Data extracted from a collection
◆ ◆ ◆ ◆
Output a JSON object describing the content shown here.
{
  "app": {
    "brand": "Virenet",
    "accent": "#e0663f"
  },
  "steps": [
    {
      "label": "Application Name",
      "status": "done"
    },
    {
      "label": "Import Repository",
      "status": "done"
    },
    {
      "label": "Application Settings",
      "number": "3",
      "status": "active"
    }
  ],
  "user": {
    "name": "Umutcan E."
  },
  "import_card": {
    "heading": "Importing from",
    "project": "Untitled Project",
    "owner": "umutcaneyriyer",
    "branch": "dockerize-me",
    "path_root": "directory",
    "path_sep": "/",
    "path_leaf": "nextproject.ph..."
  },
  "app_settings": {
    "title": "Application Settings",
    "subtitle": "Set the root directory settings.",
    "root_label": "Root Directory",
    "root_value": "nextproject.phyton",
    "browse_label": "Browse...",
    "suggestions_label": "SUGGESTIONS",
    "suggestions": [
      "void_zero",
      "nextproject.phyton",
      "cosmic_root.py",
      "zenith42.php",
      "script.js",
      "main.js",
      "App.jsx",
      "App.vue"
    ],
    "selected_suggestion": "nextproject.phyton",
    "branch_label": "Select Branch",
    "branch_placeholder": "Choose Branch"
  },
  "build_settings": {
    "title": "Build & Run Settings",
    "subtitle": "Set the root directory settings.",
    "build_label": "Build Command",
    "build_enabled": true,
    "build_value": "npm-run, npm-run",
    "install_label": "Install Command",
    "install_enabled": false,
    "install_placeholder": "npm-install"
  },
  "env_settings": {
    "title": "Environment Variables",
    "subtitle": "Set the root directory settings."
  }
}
◆ ◆ ◆ ◆
> [AIM OF THE EXERCISE] Retype all of the material, keeping each line exact.

> [COMPLETED TASK]
Output a JSON object describing the content shown here.
{
  "app": {
    "brand": "Virenet",
    "accent": "#e0663f"
  },
  "steps": [
    {
      "label": "Application Name",
      "status": "done"
    },
    {
      "label": "Import Repository",
      "status": "done"
    },
    {
      "label": "Application Settings",
      "number": "3",
      "status": "active"
    }
  ],
  "user": {
    "name": "Umutcan E."
  },
  "import_card": {
    "heading": "Importing from",
    "project": "Untitled Project",
    "owner": "umutcaneyriyer",
    "branch": "dockerize-me",
    "path_root": "directory",
    "path_sep": "/",
    "path_leaf": "nextproject.ph..."
  },
  "app_settings": {
    "title": "Application Settings",
    "subtitle": "Set the root directory settings.",
    "root_label": "Root Directory",
    "root_value": "nextproject.phyton",
    "browse_label": "Browse...",
    "suggestions_label": "SUGGESTIONS",
    "suggestions": [
      "void_zero",
      "nextproject.phyton",
      "cosmic_root.py",
      "zenith42.php",
      "script.js",
      "main.js",
      "App.jsx",
      "App.vue"
    ],
    "selected_suggestion": "nextproject.phyton",
    "branch_label": "Select Branch",
    "branch_placeholder": "Choose Branch"
  },
  "build_settings": {
    "title": "Build & Run Settings",
    "subtitle": "Set the root directory settings.",
    "build_label": "Build Command",
    "build_enabled": true,
    "build_value": "npm-run, npm-run",
    "install_label": "Install Command",
    "install_enabled": false,
    "install_placeholder": "npm-install"
  },
  "env_settings": {
    "title": "Environment Variables",
    "subtitle": "Set the root directory settings."
  }
}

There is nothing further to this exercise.